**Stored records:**
>>>

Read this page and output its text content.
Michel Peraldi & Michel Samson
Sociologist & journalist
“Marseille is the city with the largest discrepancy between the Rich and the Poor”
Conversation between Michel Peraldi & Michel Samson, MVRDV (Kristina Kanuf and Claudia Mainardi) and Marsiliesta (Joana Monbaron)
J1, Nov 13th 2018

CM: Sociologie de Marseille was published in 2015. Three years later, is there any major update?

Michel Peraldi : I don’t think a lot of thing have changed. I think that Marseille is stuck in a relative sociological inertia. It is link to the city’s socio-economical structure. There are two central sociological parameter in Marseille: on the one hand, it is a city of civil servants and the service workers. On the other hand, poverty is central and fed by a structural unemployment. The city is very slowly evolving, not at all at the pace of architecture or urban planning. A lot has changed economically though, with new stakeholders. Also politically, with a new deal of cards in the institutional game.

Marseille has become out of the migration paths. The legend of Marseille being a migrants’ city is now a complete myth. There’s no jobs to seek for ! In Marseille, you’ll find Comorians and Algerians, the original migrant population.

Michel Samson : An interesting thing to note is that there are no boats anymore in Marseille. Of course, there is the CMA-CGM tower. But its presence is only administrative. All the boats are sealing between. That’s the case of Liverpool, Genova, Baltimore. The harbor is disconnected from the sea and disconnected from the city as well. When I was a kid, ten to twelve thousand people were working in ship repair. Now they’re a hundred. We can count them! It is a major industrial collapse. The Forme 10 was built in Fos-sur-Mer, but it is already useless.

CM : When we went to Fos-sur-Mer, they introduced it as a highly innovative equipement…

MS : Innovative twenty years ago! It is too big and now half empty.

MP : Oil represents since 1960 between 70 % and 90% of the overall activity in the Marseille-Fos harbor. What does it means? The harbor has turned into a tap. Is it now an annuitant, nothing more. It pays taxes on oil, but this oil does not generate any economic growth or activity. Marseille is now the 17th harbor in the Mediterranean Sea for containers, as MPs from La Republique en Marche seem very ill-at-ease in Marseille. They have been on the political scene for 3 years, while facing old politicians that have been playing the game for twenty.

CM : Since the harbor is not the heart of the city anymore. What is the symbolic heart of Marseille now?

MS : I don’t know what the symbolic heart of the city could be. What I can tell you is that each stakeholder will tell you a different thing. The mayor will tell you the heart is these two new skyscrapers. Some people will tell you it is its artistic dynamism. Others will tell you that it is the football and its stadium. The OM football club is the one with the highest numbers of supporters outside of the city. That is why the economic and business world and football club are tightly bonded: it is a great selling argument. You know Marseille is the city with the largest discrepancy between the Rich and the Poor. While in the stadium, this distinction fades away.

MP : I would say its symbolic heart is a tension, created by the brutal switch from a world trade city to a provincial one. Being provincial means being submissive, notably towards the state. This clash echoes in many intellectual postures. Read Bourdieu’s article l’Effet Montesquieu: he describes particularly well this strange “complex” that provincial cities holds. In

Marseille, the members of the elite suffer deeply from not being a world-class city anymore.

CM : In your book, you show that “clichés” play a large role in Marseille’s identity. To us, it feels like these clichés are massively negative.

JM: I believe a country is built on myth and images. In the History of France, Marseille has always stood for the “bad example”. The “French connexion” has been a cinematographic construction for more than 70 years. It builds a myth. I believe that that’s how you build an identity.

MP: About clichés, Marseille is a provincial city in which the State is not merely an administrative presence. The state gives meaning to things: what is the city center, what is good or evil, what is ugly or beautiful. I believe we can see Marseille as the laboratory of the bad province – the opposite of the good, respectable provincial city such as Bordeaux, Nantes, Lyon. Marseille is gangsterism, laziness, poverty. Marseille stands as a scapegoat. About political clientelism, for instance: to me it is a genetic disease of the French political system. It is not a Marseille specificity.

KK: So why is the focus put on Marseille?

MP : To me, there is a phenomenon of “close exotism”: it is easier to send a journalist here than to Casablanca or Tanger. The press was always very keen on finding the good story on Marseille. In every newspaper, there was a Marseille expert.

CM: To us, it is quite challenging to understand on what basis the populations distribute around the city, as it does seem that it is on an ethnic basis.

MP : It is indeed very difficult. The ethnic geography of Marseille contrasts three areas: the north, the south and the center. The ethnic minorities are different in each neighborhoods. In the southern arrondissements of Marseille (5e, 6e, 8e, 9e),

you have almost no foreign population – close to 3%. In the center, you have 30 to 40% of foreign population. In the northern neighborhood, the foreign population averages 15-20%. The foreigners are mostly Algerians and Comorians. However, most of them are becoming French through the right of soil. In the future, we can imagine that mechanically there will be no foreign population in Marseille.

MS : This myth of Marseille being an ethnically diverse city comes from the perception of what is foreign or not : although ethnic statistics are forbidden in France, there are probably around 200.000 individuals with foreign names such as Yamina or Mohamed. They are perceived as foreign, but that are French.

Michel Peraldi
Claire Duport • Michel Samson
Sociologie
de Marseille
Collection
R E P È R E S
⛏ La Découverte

<<<

**EXERCISE BRIEF:** Which lines above contain the word "good"? Copy each of them.

**RESULT FOR THIS TASK:**
MP: About clichés, Marseille is a provincial city in which the State is not merely an administrative presence. The state gives meaning to things: what is the city center, what is good or evil, what is ugly or beautiful. I believe we can see Marseille as the laboratory of the bad province – the opposite of the good, respectable provincial city such as Bordeaux, Nantes, Lyon. Marseille is gangsterism, laziness, poverty. Marseille stands as a scapegoat. About political clientelism, for instance: to me it is a genetic disease of the French political system. It is not a Marseille specificity.
MP : To me, there is a phenomenon of “close exotism”: it is easier to send a journalist here than to Casablanca or Tanger. The press was always very keen on finding the good story on Marseille. In every newspaper, there was a Marseille expert.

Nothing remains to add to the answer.